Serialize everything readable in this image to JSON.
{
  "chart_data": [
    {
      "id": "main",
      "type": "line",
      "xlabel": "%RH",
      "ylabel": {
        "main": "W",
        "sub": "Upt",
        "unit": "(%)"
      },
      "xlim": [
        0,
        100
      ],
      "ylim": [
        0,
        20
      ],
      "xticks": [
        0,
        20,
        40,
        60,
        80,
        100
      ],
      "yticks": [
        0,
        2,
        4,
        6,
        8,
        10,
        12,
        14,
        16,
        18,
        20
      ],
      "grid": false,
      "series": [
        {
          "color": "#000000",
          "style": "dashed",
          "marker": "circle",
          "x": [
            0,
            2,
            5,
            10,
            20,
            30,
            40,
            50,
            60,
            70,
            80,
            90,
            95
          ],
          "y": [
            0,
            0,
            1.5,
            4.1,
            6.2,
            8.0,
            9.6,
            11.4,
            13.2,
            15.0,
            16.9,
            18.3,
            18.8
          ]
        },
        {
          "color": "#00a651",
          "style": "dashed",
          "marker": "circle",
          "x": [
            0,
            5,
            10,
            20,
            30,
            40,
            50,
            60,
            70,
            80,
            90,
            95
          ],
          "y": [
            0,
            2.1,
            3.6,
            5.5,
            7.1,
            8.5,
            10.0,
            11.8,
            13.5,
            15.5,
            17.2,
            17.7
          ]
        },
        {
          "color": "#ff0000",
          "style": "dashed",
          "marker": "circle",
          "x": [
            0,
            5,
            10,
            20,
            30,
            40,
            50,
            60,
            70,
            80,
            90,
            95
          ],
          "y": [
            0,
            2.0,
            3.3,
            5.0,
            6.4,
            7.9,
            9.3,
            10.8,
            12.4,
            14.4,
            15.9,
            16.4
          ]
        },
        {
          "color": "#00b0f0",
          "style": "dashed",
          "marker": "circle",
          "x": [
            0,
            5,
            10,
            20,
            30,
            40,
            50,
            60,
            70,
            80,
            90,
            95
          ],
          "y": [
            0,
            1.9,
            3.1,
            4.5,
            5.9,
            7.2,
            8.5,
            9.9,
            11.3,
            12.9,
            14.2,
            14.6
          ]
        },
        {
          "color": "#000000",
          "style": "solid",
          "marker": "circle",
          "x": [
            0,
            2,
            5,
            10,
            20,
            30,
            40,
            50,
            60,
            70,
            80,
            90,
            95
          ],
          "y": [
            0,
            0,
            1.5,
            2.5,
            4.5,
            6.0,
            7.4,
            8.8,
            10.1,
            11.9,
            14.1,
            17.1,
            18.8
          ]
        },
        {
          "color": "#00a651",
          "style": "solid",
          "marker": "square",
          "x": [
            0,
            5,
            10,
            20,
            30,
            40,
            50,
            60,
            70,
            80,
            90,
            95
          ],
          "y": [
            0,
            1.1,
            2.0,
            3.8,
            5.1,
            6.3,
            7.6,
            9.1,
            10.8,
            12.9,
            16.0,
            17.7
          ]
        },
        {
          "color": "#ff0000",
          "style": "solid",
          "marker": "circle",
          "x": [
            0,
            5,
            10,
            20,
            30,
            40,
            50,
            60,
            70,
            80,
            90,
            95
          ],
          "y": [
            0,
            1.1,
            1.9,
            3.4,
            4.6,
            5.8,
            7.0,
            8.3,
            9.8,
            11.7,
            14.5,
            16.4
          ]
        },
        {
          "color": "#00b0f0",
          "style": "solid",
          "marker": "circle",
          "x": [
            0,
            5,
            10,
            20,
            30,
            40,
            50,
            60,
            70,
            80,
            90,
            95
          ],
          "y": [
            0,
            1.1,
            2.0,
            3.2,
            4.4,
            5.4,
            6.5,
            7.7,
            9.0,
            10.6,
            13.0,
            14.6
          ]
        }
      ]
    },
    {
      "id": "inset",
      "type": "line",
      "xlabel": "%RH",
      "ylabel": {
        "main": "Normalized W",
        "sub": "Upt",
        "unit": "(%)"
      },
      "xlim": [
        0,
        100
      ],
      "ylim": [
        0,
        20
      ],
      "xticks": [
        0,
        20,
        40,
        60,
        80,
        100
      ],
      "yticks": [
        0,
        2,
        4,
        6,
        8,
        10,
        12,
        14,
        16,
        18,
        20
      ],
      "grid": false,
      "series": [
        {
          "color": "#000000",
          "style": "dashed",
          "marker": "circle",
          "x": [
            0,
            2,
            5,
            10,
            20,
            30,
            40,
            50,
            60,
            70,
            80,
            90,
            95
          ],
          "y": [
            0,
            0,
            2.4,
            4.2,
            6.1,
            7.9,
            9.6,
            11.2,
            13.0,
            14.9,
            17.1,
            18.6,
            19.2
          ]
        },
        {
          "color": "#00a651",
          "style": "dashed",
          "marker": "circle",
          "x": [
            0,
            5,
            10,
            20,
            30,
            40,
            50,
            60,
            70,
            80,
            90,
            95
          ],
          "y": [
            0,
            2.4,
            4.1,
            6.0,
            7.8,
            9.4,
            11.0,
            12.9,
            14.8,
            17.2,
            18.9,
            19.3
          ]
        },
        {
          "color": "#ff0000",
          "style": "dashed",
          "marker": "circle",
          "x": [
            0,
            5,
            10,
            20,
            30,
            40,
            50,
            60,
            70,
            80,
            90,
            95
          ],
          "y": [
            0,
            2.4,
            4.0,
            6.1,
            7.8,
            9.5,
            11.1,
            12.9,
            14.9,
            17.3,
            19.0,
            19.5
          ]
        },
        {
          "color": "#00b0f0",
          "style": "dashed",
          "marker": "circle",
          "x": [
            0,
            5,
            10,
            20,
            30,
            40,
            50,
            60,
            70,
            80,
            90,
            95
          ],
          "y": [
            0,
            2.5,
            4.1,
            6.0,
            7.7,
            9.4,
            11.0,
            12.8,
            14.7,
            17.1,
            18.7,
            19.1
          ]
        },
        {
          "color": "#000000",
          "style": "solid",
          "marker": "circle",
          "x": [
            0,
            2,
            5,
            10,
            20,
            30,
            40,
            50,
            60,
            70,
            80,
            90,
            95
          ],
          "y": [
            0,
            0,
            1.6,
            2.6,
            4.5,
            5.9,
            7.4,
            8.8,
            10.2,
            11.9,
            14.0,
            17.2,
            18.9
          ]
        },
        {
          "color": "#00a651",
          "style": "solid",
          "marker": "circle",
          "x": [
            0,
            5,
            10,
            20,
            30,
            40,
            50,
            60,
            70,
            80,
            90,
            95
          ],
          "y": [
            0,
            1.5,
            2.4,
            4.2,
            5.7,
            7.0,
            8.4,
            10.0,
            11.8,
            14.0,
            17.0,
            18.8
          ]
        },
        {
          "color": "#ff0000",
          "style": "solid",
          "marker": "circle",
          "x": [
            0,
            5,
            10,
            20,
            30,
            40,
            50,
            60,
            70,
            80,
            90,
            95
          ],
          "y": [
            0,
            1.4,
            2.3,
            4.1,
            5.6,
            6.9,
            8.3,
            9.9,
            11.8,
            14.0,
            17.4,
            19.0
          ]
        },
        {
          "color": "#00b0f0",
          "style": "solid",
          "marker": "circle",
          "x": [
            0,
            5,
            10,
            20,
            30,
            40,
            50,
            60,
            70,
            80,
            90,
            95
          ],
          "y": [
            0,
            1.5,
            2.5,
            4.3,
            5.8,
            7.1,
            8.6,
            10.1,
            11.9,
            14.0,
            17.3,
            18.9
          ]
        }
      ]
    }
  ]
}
- - - -
• Problem to solve:
Exactly reproduce every line of the data above.

• Solution:
Serialize everything readable in this image to JSON.
{
  "chart_data": [
    {
      "id": "main",
      "type": "line",
      "xlabel": "%RH",
      "ylabel": {
        "main": "W",
        "sub": "Upt",
        "unit": "(%)"
      },
      "xlim": [
        0,
        100
      ],
      "ylim": [
        0,
        20
      ],
      "xticks": [
        0,
        20,
        40,
        60,
        80,
        100
      ],
      "yticks": [
        0,
        2,
        4,
        6,
        8,
        10,
        12,
        14,
        16,
        18,
        20
      ],
      "grid": false,
      "series": [
        {
          "color": "#000000",
          "style": "dashed",
          "marker": "circle",
          "x": [
            0,
            2,
            5,
            10,
            20,
            30,
            40,
            50,
            60,
            70,
            80,
            90,
            95
          ],
          "y": [
            0,
            0,
            1.5,
            4.1,
            6.2,
            8.0,
            9.6,
            11.4,
            13.2,
            15.0,
            16.9,
            18.3,
            18.8
          ]
        },
        {
          "color": "#00a651",
          "style": "dashed",
          "marker": "circle",
          "x": [
            0,
            5,
            10,
            20,
            30,
            40,
            50,
            60,
            70,
            80,
            90,
            95
          ],
          "y": [
            0,
            2.1,
            3.6,
            5.5,
            7.1,
            8.5,
            10.0,
            11.8,
            13.5,
            15.5,
            17.2,
            17.7
          ]
        },
        {
          "color": "#ff0000",
          "style": "dashed",
          "marker": "circle",
          "x": [
            0,
            5,
            10,
            20,
            30,
            40,
            50,
            60,
            70,
            80,
            90,
            95
          ],
          "y": [
            0,
            2.0,
            3.3,
            5.0,
            6.4,
            7.9,
            9.3,
            10.8,
            12.4,
            14.4,
            15.9,
            16.4
          ]
        },
        {
          "color": "#00b0f0",
          "style": "dashed",
          "marker": "circle",
          "x": [
            0,
            5,
            10,
            20,
            30,
            40,
            50,
            60,
            70,
            80,
            90,
            95
          ],
          "y": [
            0,
            1.9,
            3.1,
            4.5,
            5.9,
            7.2,
            8.5,
            9.9,
            11.3,
            12.9,
            14.2,
            14.6
          ]
        },
        {
          "color": "#000000",
          "style": "solid",
          "marker": "circle",
          "x": [
            0,
            2,
            5,
            10,
            20,
            30,
            40,
            50,
            60,
            70,
            80,
            90,
            95
          ],
          "y": [
            0,
            0,
            1.5,
            2.5,
            4.5,
            6.0,
            7.4,
            8.8,
            10.1,
            11.9,
            14.1,
            17.1,
            18.8
          ]
        },
        {
          "color": "#00a651",
          "style": "solid",
          "marker": "square",
          "x": [
            0,
            5,
            10,
            20,
            30,
            40,
            50,
            60,
            70,
            80,
            90,
            95
          ],
          "y": [
            0,
            1.1,
            2.0,
            3.8,
            5.1,
            6.3,
            7.6,
            9.1,
            10.8,
            12.9,
            16.0,
            17.7
          ]
        },
        {
          "color": "#ff0000",
          "style": "solid",
          "marker": "circle",
          "x": [
            0,
            5,
            10,
            20,
            30,
            40,
            50,
            60,
            70,
            80,
            90,
            95
          ],
          "y": [
            0,
            1.1,
            1.9,
            3.4,
            4.6,
            5.8,
            7.0,
            8.3,
            9.8,
            11.7,
            14.5,
            16.4
          ]
        },
        {
          "color": "#00b0f0",
          "style": "solid",
          "marker": "circle",
          "x": [
            0,
            5,
            10,
            20,
            30,
            40,
            50,
            60,
            70,
            80,
            90,
            95
          ],
          "y": [
            0,
            1.1,
            2.0,
            3.2,
            4.4,
            5.4,
            6.5,
            7.7,
            9.0,
            10.6,
            13.0,
            14.6
          ]
        }
      ]
    },
    {
      "id": "inset",
      "type": "line",
      "xlabel": "%RH",
      "ylabel": {
        "main": "Normalized W",
        "sub": "Upt",
        "unit": "(%)"
      },
      "xlim": [
        0,
        100
      ],
      "ylim": [
        0,
        20
      ],
      "xticks": [
        0,
        20,
        40,
        60,
        80,
        100
      ],
      "yticks": [
        0,
        2,
        4,
        6,
        8,
        10,
        12,
        14,
        16,
        18,
        20
      ],
      "grid": false,
      "series": [
        {
          "color": "#000000",
          "style": "dashed",
          "marker": "circle",
          "x": [
            0,
            2,
            5,
            10,
            20,
            30,
            40,
            50,
            60,
            70,
            80,
            90,
            95
          ],
          "y": [
            0,
            0,
            2.4,
            4.2,
            6.1,
            7.9,
            9.6,
            11.2,
            13.0,
            14.9,
            17.1,
            18.6,
            19.2
          ]
        },
        {
          "color": "#00a651",
          "style": "dashed",
          "marker": "circle",
          "x": [
            0,
            5,
            10,
            20,
            30,
            40,
            50,
            60,
            70,
            80,
            90,
            95
          ],
          "y": [
            0,
            2.4,
            4.1,
            6.0,
            7.8,
            9.4,
            11.0,
            12.9,
            14.8,
            17.2,
            18.9,
            19.3
          ]
        },
        {
          "color": "#ff0000",
          "style": "dashed",
          "marker": "circle",
          "x": [
            0,
            5,
            10,
            20,
            30,
            40,
            50,
            60,
            70,
            80,
            90,
            95
          ],
          "y": [
            0,
            2.4,
            4.0,
            6.1,
            7.8,
            9.5,
            11.1,
            12.9,
            14.9,
            17.3,
            19.0,
            19.5
          ]
        },
        {
          "color": "#00b0f0",
          "style": "dashed",
          "marker": "circle",
          "x": [
            0,
            5,
            10,
            20,
            30,
            40,
            50,
            60,
            70,
            80,
            90,
            95
          ],
          "y": [
            0,
            2.5,
            4.1,
            6.0,
            7.7,
            9.4,
            11.0,
            12.8,
            14.7,
            17.1,
            18.7,
            19.1
          ]
        },
        {
          "color": "#000000",
          "style": "solid",
          "marker": "circle",
          "x": [
            0,
            2,
            5,
            10,
            20,
            30,
            40,
            50,
            60,
            70,
            80,
            90,
            95
          ],
          "y": [
            0,
            0,
            1.6,
            2.6,
            4.5,
            5.9,
            7.4,
            8.8,
            10.2,
            11.9,
            14.0,
            17.2,
            18.9
          ]
        },
        {
          "color": "#00a651",
          "style": "solid",
          "marker": "circle",
          "x": [
            0,
            5,
            10,
            20,
            30,
            40,
            50,
            60,
            70,
            80,
            90,
            95
          ],
          "y": [
            0,
            1.5,
            2.4,
            4.2,
            5.7,
            7.0,
            8.4,
            10.0,
            11.8,
            14.0,
            17.0,
            18.8
          ]
        },
        {
          "color": "#ff0000",
          "style": "solid",
          "marker": "circle",
          "x": [
            0,
            5,
            10,
            20,
            30,
            40,
            50,
            60,
            70,
            80,
            90,
            95
          ],
          "y": [
            0,
            1.4,
            2.3,
            4.1,
            5.6,
            6.9,
            8.3,
            9.9,
            11.8,
            14.0,
            17.4,
            19.0
          ]
        },
        {
          "color": "#00b0f0",
          "style": "solid",
          "marker": "circle",
          "x": [
            0,
            5,
            10,
            20,
            30,
            40,
            50,
            60,
            70,
            80,
            90,
            95
          ],
          "y": [
            0,
            1.5,
            2.5,
            4.3,
            5.8,
            7.1,
            8.6,
            10.1,
            11.9,
            14.0,
            17.3,
            18.9
          ]
        }
      ]
    }
  ]
}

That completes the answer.